Please reproduce the data below line for line, with no changes.

**ENTRIES SHOWN:**
(begin)
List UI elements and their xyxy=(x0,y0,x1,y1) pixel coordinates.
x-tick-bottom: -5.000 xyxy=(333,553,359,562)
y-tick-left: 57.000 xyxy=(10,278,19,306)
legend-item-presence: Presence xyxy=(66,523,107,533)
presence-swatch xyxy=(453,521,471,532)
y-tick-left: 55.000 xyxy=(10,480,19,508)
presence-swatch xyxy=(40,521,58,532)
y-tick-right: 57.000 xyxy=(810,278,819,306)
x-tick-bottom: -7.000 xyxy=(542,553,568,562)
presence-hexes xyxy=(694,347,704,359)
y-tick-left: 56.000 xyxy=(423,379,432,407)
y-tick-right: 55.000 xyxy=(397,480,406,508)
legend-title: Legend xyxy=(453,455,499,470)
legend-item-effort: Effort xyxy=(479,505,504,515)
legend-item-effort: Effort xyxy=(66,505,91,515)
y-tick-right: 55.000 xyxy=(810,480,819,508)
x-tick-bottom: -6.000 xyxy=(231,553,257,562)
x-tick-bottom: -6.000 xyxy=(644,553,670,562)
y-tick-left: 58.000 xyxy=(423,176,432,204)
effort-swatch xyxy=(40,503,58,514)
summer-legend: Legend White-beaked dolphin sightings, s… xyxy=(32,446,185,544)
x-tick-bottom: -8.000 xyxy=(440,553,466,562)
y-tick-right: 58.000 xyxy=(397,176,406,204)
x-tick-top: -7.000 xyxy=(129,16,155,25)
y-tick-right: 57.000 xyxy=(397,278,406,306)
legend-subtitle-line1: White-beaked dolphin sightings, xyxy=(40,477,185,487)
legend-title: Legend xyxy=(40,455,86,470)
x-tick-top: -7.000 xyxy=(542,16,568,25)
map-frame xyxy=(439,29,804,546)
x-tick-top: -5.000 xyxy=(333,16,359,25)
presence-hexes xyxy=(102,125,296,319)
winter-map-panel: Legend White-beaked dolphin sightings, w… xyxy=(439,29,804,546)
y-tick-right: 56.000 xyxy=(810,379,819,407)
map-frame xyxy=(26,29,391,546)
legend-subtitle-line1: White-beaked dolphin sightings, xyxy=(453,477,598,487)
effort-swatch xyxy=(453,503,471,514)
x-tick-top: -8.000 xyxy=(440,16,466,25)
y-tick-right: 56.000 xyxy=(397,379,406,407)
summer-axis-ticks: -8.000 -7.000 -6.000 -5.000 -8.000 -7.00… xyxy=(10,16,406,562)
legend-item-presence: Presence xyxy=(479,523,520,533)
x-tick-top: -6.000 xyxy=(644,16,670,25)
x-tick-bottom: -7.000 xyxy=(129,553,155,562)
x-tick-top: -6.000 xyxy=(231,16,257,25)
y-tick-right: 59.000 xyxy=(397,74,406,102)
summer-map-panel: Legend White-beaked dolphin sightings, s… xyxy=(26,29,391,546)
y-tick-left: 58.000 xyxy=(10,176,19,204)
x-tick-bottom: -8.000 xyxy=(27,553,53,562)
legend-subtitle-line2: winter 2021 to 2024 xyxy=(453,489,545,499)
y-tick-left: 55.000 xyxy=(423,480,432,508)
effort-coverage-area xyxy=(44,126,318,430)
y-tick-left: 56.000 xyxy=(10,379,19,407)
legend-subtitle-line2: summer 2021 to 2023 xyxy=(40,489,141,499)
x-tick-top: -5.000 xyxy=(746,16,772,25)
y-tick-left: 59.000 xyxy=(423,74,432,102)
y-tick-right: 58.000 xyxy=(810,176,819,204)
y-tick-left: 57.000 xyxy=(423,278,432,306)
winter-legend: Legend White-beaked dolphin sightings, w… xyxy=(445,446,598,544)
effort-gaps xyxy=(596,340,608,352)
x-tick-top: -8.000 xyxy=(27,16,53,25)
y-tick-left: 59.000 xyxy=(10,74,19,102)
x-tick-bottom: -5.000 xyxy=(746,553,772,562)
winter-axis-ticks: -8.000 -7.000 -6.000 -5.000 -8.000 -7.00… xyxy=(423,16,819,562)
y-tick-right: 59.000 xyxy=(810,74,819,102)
(end)
**SOLUTION FOR THIS EXERCISE:**
List UI elements and their xyxy=(x0,y0,x1,y1) pixel coordinates.
x-tick-bottom: -5.000 xyxy=(333,553,359,562)
y-tick-left: 57.000 xyxy=(10,278,19,306)
legend-item-presence: Presence xyxy=(66,523,107,533)
presence-swatch xyxy=(453,521,471,532)
y-tick-left: 55.000 xyxy=(10,480,19,508)
presence-swatch xyxy=(40,521,58,532)
y-tick-right: 57.000 xyxy=(810,278,819,306)
x-tick-bottom: -7.000 xyxy=(542,553,568,562)
presence-hexes xyxy=(694,347,704,359)
y-tick-left: 56.000 xyxy=(423,379,432,407)
y-tick-right: 55.000 xyxy=(397,480,406,508)
legend-title: Legend xyxy=(453,455,499,470)
legend-item-effort: Effort xyxy=(479,505,504,515)
legend-item-effort: Effort xyxy=(66,505,91,515)
y-tick-right: 55.000 xyxy=(810,480,819,508)
x-tick-bottom: -6.000 xyxy=(231,553,257,562)
x-tick-bottom: -6.000 xyxy=(644,553,670,562)
y-tick-left: 58.000 xyxy=(423,176,432,204)
effort-swatch xyxy=(40,503,58,514)
summer-legend: Legend White-beaked dolphin sightings, s… xyxy=(32,446,185,544)
x-tick-bottom: -8.000 xyxy=(440,553,466,562)
y-tick-right: 58.000 xyxy=(397,176,406,204)
x-tick-top: -7.000 xyxy=(129,16,155,25)
y-tick-right: 57.000 xyxy=(397,278,406,306)
legend-subtitle-line1: White-beaked dolphin sightings, xyxy=(40,477,185,487)
legend-title: Legend xyxy=(40,455,86,470)
x-tick-top: -7.000 xyxy=(542,16,568,25)
map-frame xyxy=(439,29,804,546)
x-tick-top: -5.000 xyxy=(333,16,359,25)
presence-hexes xyxy=(102,125,296,319)
winter-map-panel: Legend White-beaked dolphin sightings, w… xyxy=(439,29,804,546)
y-tick-right: 56.000 xyxy=(810,379,819,407)
map-frame xyxy=(26,29,391,546)
legend-subtitle-line1: White-beaked dolphin sightings, xyxy=(453,477,598,487)
effort-swatch xyxy=(453,503,471,514)
x-tick-top: -8.000 xyxy=(440,16,466,25)
y-tick-right: 56.000 xyxy=(397,379,406,407)
summer-axis-ticks: -8.000 -7.000 -6.000 -5.000 -8.000 -7.00… xyxy=(10,16,406,562)
legend-item-presence: Presence xyxy=(479,523,520,533)
x-tick-top: -6.000 xyxy=(644,16,670,25)
x-tick-bottom: -7.000 xyxy=(129,553,155,562)
x-tick-top: -6.000 xyxy=(231,16,257,25)
y-tick-right: 59.000 xyxy=(397,74,406,102)
summer-map-panel: Legend White-beaked dolphin sightings, s… xyxy=(26,29,391,546)
y-tick-left: 58.000 xyxy=(10,176,19,204)
x-tick-bottom: -8.000 xyxy=(27,553,53,562)
legend-subtitle-line2: winter 2021 to 2024 xyxy=(453,489,545,499)
y-tick-left: 55.000 xyxy=(423,480,432,508)
effort-coverage-area xyxy=(44,126,318,430)
y-tick-left: 56.000 xyxy=(10,379,19,407)
legend-subtitle-line2: summer 2021 to 2023 xyxy=(40,489,141,499)
x-tick-top: -5.000 xyxy=(746,16,772,25)
y-tick-left: 59.000 xyxy=(423,74,432,102)
y-tick-right: 58.000 xyxy=(810,176,819,204)
y-tick-left: 57.000 xyxy=(423,278,432,306)
winter-legend: Legend White-beaked dolphin sightings, w… xyxy=(445,446,598,544)
effort-gaps xyxy=(596,340,608,352)
x-tick-top: -8.000 xyxy=(27,16,53,25)
y-tick-left: 59.000 xyxy=(10,74,19,102)
x-tick-bottom: -5.000 xyxy=(746,553,772,562)
winter-axis-ticks: -8.000 -7.000 -6.000 -5.000 -8.000 -7.00… xyxy=(423,16,819,562)
y-tick-right: 59.000 xyxy=(810,74,819,102)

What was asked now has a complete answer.